### [WHAT IS ASKED]
Return each line of the listing below, unchanged, and omit the images.

(Collected data)
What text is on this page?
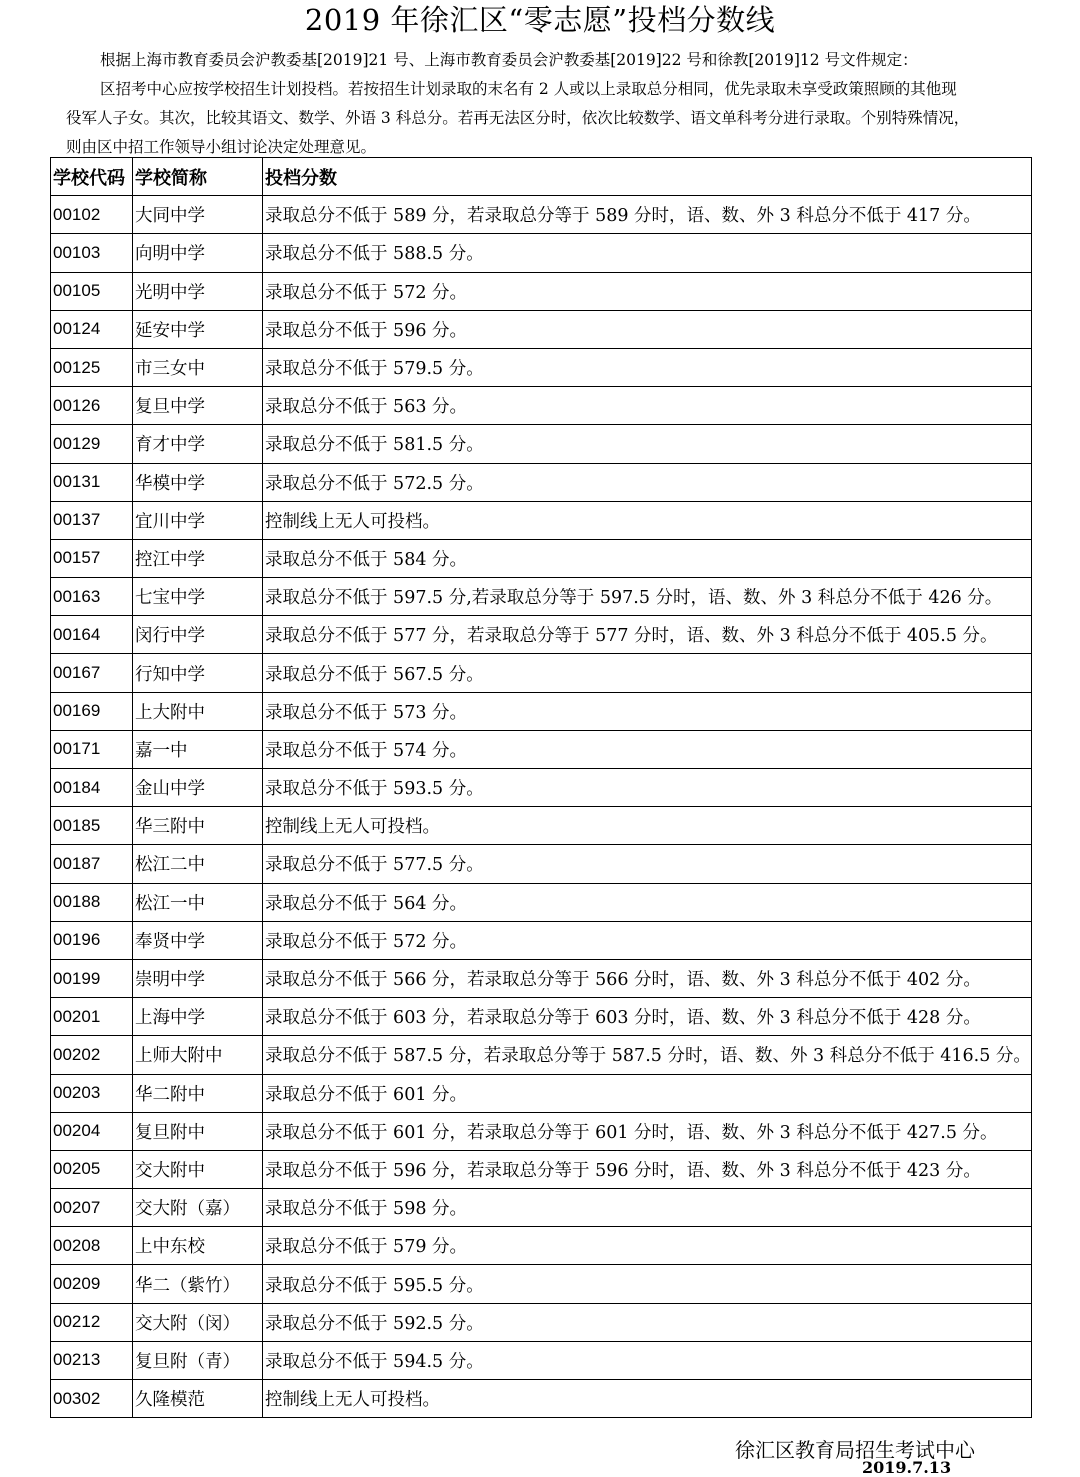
2019 年徐汇区“零志愿”投档分数线

根据上海市教育委员会沪教委基[2019]21 号、上海市教育委员会沪教委基[2019]22 号和徐教[2019]12 号文件规定：

区招考中心应按学校招生计划投档。若按招生计划录取的末名有 2 人或以上录取总分相同，优先录取未享受政策照顾的其他现

役军人子女。其次，比较其语文、数学、外语 3 科总分。若再无法区分时，依次比较数学、语文单科考分进行录取。个别特殊情况，

则由区中招工作领导小组讨论决定处理意见。

学校代码	学校简称	投档分数
00102	大同中学	录取总分不低于 589 分，若录取总分等于 589 分时，语、数、外 3 科总分不低于 417 分。
00103	向明中学	录取总分不低于 588.5 分。
00105	光明中学	录取总分不低于 572 分。
00124	延安中学	录取总分不低于 596 分。
00125	市三女中	录取总分不低于 579.5 分。
00126	复旦中学	录取总分不低于 563 分。
00129	育才中学	录取总分不低于 581.5 分。
00131	华模中学	录取总分不低于 572.5 分。
00137	宜川中学	控制线上无人可投档。
00157	控江中学	录取总分不低于 584 分。
00163	七宝中学	录取总分不低于 597.5 分,若录取总分等于 597.5 分时，语、数、外 3 科总分不低于 426 分。
00164	闵行中学	录取总分不低于 577 分，若录取总分等于 577 分时，语、数、外 3 科总分不低于 405.5 分。
00167	行知中学	录取总分不低于 567.5 分。
00169	上大附中	录取总分不低于 573 分。
00171	嘉一中	录取总分不低于 574 分。
00184	金山中学	录取总分不低于 593.5 分。
00185	华三附中	控制线上无人可投档。
00187	松江二中	录取总分不低于 577.5 分。
00188	松江一中	录取总分不低于 564 分。
00196	奉贤中学	录取总分不低于 572 分。
00199	崇明中学	录取总分不低于 566 分，若录取总分等于 566 分时，语、数、外 3 科总分不低于 402 分。
00201	上海中学	录取总分不低于 603 分，若录取总分等于 603 分时，语、数、外 3 科总分不低于 428 分。
00202	上师大附中	录取总分不低于 587.5 分，若录取总分等于 587.5 分时，语、数、外 3 科总分不低于 416.5 分。
00203	华二附中	录取总分不低于 601 分。
00204	复旦附中	录取总分不低于 601 分，若录取总分等于 601 分时，语、数、外 3 科总分不低于 427.5 分。
00205	交大附中	录取总分不低于 596 分，若录取总分等于 596 分时，语、数、外 3 科总分不低于 423 分。
00207	交大附（嘉）	录取总分不低于 598 分。
00208	上中东校	录取总分不低于 579 分。
00209	华二（紫竹）	录取总分不低于 595.5 分。
00212	交大附（闵）	录取总分不低于 592.5 分。
00213	复旦附（青）	录取总分不低于 594.5 分。
00302	久隆模范	控制线上无人可投档。
徐汇区教育局招生考试中心
2019.7.13
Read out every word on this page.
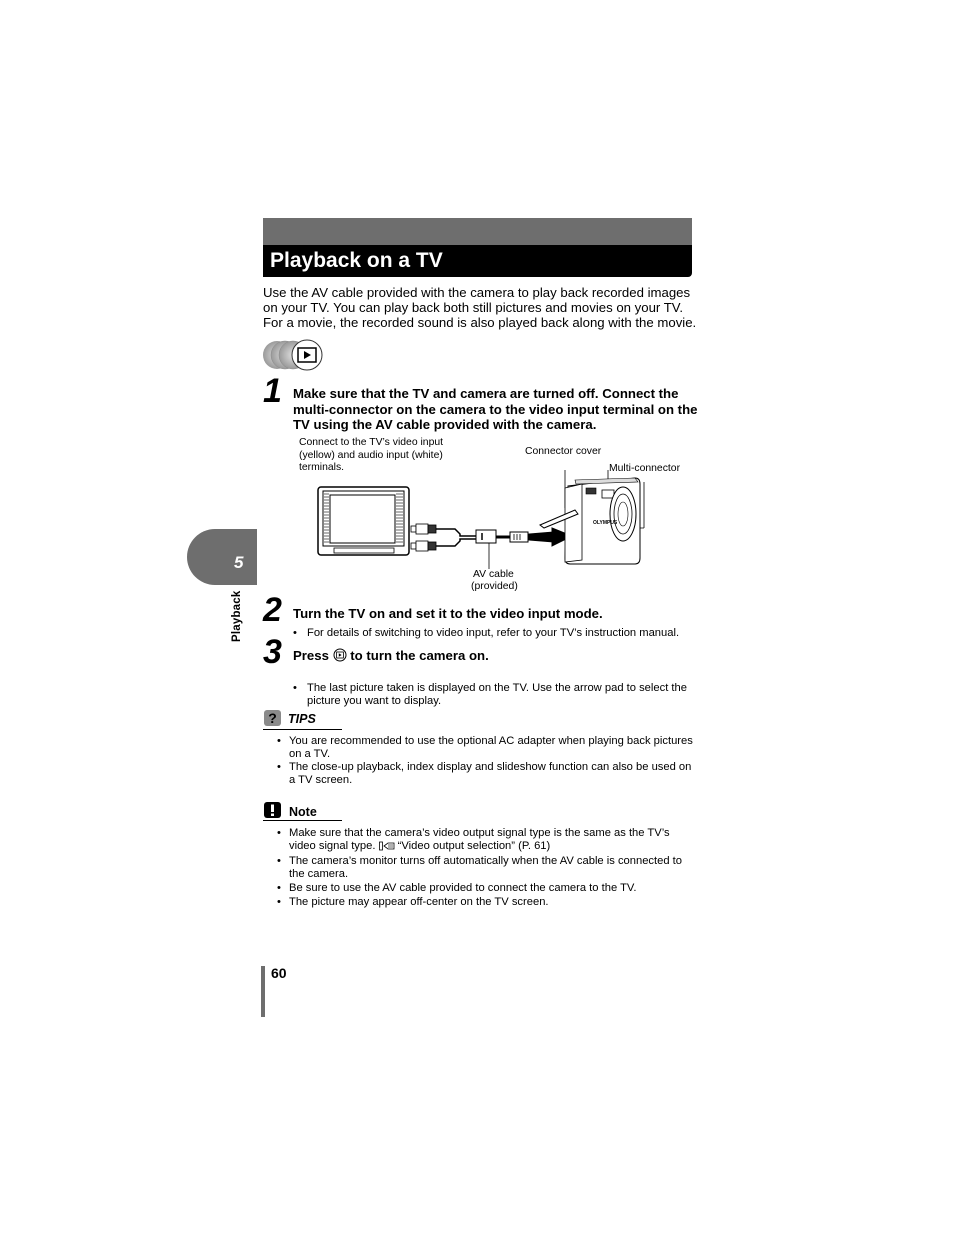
Playback on a TV
Use the AV cable provided with the camera to play back recorded images on your TV. You can play back both still pictures and movies on your TV. For a movie, the recorded sound is also played back along with the movie.
1 Make sure that the TV and camera are turned off. Connect the multi-connector on the camera to the video input terminal on the TV using the AV cable provided with the camera.
Connect to the TV’s video input (yellow) and audio input (white) terminals.
Connector cover
Multi-connector
AV cable
(provided)
OLYMPUS
5
Playback 2 Turn the TV on and set it to the video input mode.
• For details of switching to video input, refer to your TV’s instruction manual.
3 Press to turn the camera on.
• The last picture taken is displayed on the TV. Use the arrow pad to select the picture you want to display.
? TIPS
• You are recommended to use the optional AC adapter when playing back pictures on a TV.
• The close-up playback, index display and slideshow function can also be used on a TV screen.
Note
• Make sure that the camera’s video output signal type is the same as the TV’s video signal type. “Video output selection” (P. 61)
• The camera’s monitor turns off automatically when the AV cable is connected to the camera.
• Be sure to use the AV cable provided to connect the camera to the TV.
• The picture may appear off-center on the TV screen.
60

### [RESPONSE TO THIS EXERCISE]
What text is on this page?
2019 年徐汇区“零志愿”投档分数线

根据上海市教育委员会沪教委基[2019]21 号、上海市教育委员会沪教委基[2019]22 号和徐教[2019]12 号文件规定：

区招考中心应按学校招生计划投档。若按招生计划录取的末名有 2 人或以上录取总分相同，优先录取未享受政策照顾的其他现

役军人子女。其次，比较其语文、数学、外语 3 科总分。若再无法区分时，依次比较数学、语文单科考分进行录取。个别特殊情况，

则由区中招工作领导小组讨论决定处理意见。

学校代码	学校简称	投档分数
00102	大同中学	录取总分不低于 589 分，若录取总分等于 589 分时，语、数、外 3 科总分不低于 417 分。
00103	向明中学	录取总分不低于 588.5 分。
00105	光明中学	录取总分不低于 572 分。
00124	延安中学	录取总分不低于 596 分。
00125	市三女中	录取总分不低于 579.5 分。
00126	复旦中学	录取总分不低于 563 分。
00129	育才中学	录取总分不低于 581.5 分。
00131	华模中学	录取总分不低于 572.5 分。
00137	宜川中学	控制线上无人可投档。
00157	控江中学	录取总分不低于 584 分。
00163	七宝中学	录取总分不低于 597.5 分,若录取总分等于 597.5 分时，语、数、外 3 科总分不低于 426 分。
00164	闵行中学	录取总分不低于 577 分，若录取总分等于 577 分时，语、数、外 3 科总分不低于 405.5 分。
00167	行知中学	录取总分不低于 567.5 分。
00169	上大附中	录取总分不低于 573 分。
00171	嘉一中	录取总分不低于 574 分。
00184	金山中学	录取总分不低于 593.5 分。
00185	华三附中	控制线上无人可投档。
00187	松江二中	录取总分不低于 577.5 分。
00188	松江一中	录取总分不低于 564 分。
00196	奉贤中学	录取总分不低于 572 分。
00199	崇明中学	录取总分不低于 566 分，若录取总分等于 566 分时，语、数、外 3 科总分不低于 402 分。
00201	上海中学	录取总分不低于 603 分，若录取总分等于 603 分时，语、数、外 3 科总分不低于 428 分。
00202	上师大附中	录取总分不低于 587.5 分，若录取总分等于 587.5 分时，语、数、外 3 科总分不低于 416.5 分。
00203	华二附中	录取总分不低于 601 分。
00204	复旦附中	录取总分不低于 601 分，若录取总分等于 601 分时，语、数、外 3 科总分不低于 427.5 分。
00205	交大附中	录取总分不低于 596 分，若录取总分等于 596 分时，语、数、外 3 科总分不低于 423 分。
00207	交大附（嘉）	录取总分不低于 598 分。
00208	上中东校	录取总分不低于 579 分。
00209	华二（紫竹）	录取总分不低于 595.5 分。
00212	交大附（闵）	录取总分不低于 592.5 分。
00213	复旦附（青）	录取总分不低于 594.5 分。
00302	久隆模范	控制线上无人可投档。
徐汇区教育局招生考试中心
2019.7.13
Read out every word on this page.
Playback on a TV
Use the AV cable provided with the camera to play back recorded images on your TV. You can play back both still pictures and movies on your TV. For a movie, the recorded sound is also played back along with the movie.
1 Make sure that the TV and camera are turned off. Connect the multi-connector on the camera to the video input terminal on the TV using the AV cable provided with the camera.
Connect to the TV’s video input (yellow) and audio input (white) terminals.
Connector cover
Multi-connector
AV cable
(provided)
OLYMPUS
5
Playback 2 Turn the TV on and set it to the video input mode.
• For details of switching to video input, refer to your TV’s instruction manual.
3 Press to turn the camera on.
• The last picture taken is displayed on the TV. Use the arrow pad to select the picture you want to display.
? TIPS
• You are recommended to use the optional AC adapter when playing back pictures on a TV.
• The close-up playback, index display and slideshow function can also be used on a TV screen.
Note
• Make sure that the camera’s video output signal type is the same as the TV’s video signal type. “Video output selection” (P. 61)
• The camera’s monitor turns off automatically when the AV cable is connected to the camera.
• Be sure to use the AV cable provided to connect the camera to the TV.
• The picture may appear off-center on the TV screen.
60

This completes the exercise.